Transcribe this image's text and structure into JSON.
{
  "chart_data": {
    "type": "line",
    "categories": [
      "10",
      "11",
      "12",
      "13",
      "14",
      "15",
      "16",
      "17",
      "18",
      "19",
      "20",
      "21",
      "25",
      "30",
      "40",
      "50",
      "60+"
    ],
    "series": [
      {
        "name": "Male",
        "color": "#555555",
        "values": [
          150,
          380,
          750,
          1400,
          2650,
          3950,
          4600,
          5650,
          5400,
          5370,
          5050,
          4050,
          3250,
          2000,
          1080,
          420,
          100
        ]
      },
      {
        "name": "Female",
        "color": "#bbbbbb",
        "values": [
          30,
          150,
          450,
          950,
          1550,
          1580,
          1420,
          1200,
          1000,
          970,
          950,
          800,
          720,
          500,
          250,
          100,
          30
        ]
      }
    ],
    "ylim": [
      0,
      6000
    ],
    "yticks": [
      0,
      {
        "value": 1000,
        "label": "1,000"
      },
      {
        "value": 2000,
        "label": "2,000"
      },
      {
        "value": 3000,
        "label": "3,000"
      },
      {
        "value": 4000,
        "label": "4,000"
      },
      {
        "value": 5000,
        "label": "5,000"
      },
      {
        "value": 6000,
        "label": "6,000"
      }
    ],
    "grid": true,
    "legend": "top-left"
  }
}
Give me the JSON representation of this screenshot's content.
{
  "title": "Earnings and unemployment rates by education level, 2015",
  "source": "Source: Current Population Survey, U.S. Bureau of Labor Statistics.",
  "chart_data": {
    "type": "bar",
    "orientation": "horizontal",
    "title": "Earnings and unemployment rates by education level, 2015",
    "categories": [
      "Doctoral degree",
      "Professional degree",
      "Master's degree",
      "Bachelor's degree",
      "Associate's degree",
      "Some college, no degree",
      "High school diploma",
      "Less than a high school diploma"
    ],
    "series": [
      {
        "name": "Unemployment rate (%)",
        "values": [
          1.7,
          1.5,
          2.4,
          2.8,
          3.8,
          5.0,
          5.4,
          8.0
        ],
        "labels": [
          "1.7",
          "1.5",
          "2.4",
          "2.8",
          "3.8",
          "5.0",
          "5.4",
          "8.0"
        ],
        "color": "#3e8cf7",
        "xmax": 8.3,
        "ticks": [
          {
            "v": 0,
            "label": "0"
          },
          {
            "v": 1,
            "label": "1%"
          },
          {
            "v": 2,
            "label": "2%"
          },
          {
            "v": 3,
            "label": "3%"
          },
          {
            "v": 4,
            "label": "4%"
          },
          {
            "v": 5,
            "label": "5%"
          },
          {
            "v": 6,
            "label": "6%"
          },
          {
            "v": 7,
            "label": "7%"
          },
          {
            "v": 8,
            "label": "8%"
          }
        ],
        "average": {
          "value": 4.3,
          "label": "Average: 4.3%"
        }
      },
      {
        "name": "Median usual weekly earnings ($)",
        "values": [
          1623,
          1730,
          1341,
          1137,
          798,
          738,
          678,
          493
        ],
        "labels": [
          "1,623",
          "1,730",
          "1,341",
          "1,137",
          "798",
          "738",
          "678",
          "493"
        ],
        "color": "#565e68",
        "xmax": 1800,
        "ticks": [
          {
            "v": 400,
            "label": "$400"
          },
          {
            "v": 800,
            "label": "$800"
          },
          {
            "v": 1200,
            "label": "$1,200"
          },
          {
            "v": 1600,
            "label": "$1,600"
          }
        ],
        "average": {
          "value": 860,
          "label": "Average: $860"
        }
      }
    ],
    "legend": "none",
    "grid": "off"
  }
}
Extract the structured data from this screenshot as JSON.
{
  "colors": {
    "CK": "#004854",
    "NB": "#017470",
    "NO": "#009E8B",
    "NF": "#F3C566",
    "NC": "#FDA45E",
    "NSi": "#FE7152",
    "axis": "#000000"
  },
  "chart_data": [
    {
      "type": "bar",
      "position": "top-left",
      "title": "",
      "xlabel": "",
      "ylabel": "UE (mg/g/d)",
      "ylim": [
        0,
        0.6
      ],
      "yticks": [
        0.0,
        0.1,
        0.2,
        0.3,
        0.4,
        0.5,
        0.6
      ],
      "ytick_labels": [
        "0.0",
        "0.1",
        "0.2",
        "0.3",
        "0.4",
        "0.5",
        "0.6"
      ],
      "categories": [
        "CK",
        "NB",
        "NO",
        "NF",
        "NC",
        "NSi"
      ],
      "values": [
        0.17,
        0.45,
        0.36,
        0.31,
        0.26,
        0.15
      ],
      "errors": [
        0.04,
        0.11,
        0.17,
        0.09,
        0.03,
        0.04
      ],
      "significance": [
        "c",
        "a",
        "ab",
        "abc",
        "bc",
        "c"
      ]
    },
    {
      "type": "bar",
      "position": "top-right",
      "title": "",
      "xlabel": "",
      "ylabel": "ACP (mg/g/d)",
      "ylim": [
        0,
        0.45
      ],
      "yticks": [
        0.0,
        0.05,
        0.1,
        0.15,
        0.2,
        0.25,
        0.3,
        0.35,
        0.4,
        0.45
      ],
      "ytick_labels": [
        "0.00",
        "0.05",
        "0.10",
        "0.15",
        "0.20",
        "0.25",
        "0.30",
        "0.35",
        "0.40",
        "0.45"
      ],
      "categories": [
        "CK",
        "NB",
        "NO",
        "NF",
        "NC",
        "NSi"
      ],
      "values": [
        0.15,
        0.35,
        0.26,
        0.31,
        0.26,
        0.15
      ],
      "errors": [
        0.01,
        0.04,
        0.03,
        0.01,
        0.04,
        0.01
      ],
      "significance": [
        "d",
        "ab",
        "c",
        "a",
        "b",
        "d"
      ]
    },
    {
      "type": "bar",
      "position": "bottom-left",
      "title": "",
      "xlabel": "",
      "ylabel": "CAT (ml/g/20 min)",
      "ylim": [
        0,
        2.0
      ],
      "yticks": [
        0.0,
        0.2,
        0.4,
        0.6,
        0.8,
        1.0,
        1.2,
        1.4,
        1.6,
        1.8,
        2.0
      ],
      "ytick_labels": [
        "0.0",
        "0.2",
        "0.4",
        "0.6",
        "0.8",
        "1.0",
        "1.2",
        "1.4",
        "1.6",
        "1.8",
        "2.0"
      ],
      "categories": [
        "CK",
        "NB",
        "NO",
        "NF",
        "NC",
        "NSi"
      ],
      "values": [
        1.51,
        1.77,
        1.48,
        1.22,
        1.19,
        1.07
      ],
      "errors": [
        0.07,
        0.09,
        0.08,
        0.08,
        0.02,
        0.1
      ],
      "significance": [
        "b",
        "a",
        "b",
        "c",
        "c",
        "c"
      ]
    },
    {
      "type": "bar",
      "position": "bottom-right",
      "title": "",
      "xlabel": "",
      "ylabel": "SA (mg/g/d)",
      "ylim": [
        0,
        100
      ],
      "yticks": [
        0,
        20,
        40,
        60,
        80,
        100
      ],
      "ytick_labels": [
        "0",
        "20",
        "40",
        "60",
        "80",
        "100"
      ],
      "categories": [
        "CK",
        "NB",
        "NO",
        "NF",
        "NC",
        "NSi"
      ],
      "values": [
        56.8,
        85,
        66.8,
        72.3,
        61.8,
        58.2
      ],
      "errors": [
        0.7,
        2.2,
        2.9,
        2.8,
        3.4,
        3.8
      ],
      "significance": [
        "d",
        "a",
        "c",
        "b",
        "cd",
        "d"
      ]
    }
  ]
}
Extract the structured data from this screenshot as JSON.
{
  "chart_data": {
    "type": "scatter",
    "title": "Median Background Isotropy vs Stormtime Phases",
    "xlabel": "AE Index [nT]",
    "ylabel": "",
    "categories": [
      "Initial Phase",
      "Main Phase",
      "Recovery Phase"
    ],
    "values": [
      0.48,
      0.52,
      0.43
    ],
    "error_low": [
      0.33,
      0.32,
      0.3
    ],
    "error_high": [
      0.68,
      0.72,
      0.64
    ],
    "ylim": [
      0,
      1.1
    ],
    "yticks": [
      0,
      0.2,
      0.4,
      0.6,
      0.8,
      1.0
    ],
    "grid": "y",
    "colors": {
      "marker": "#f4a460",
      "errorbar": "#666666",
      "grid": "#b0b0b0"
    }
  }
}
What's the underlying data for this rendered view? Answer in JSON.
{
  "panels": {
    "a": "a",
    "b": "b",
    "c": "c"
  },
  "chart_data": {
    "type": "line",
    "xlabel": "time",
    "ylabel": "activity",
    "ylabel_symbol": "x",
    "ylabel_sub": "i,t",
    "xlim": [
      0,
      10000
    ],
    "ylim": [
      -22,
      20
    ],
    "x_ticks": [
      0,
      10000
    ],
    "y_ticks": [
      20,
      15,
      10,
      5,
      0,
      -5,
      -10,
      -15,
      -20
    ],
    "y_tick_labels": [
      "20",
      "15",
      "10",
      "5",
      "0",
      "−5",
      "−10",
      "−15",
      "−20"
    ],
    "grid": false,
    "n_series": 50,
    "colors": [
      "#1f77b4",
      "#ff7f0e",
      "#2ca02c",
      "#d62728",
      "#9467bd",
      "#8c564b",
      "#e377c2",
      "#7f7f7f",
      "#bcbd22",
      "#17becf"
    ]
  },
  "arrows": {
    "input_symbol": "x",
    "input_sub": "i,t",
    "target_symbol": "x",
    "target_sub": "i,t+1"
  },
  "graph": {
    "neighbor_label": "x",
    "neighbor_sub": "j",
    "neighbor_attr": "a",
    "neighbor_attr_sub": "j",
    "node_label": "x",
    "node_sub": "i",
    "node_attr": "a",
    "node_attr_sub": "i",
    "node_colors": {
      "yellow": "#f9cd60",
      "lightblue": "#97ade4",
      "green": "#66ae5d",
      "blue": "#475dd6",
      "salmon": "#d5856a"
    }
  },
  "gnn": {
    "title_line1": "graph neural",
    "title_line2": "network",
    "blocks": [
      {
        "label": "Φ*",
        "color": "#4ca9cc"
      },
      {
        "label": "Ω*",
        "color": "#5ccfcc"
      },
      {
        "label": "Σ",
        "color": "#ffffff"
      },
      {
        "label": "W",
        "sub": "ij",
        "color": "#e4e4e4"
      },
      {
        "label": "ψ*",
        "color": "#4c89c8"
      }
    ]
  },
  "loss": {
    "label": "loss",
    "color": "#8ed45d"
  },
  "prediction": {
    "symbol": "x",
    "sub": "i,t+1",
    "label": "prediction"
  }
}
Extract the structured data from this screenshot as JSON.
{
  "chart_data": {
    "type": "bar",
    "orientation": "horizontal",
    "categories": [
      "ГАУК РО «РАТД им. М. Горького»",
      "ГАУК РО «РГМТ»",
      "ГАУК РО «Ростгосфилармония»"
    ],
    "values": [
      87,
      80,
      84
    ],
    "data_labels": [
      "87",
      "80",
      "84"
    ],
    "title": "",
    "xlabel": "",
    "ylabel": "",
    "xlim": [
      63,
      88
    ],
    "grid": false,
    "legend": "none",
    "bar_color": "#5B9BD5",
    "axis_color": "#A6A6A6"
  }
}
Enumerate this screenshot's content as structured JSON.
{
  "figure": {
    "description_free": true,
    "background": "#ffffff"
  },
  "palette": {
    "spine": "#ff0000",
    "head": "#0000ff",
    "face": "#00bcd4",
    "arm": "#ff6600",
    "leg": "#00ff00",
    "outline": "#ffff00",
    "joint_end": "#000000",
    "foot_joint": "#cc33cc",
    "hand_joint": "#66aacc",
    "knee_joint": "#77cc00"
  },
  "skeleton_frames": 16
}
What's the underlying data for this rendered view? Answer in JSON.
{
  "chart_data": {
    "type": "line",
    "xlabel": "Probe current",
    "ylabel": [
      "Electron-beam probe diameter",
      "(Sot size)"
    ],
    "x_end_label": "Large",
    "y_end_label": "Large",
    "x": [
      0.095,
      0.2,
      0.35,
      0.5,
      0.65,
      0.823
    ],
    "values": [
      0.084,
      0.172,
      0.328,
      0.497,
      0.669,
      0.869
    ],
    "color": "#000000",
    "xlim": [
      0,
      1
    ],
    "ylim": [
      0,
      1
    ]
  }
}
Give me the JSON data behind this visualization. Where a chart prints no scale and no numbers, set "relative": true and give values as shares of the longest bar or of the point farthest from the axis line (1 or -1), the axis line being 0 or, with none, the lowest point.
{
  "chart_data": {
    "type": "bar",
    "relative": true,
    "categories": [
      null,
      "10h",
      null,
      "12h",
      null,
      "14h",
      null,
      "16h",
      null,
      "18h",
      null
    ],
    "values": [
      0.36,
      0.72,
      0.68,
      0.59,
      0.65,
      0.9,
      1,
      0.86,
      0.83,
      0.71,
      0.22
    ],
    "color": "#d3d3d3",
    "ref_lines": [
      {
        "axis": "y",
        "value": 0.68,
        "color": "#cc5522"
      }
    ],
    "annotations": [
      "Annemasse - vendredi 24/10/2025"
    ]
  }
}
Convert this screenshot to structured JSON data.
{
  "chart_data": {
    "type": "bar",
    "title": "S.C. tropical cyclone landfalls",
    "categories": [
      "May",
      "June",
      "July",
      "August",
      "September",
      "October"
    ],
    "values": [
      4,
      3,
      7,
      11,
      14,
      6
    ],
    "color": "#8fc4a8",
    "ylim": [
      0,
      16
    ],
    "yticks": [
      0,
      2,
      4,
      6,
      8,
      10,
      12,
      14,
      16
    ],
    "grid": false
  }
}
_ _ _ _ _ _ _
STATED GOAL:
List each line holding the string "relative".

RESULT FOR THIS TASK:
Give me the JSON data behind this visualization. Where a chart prints no scale and no numbers, set "relative": true and give values as shares of the longest bar or of the point farthest from the axis line (1 or -1), the axis line being 0 or, with none, the lowest point.
    "relative": true,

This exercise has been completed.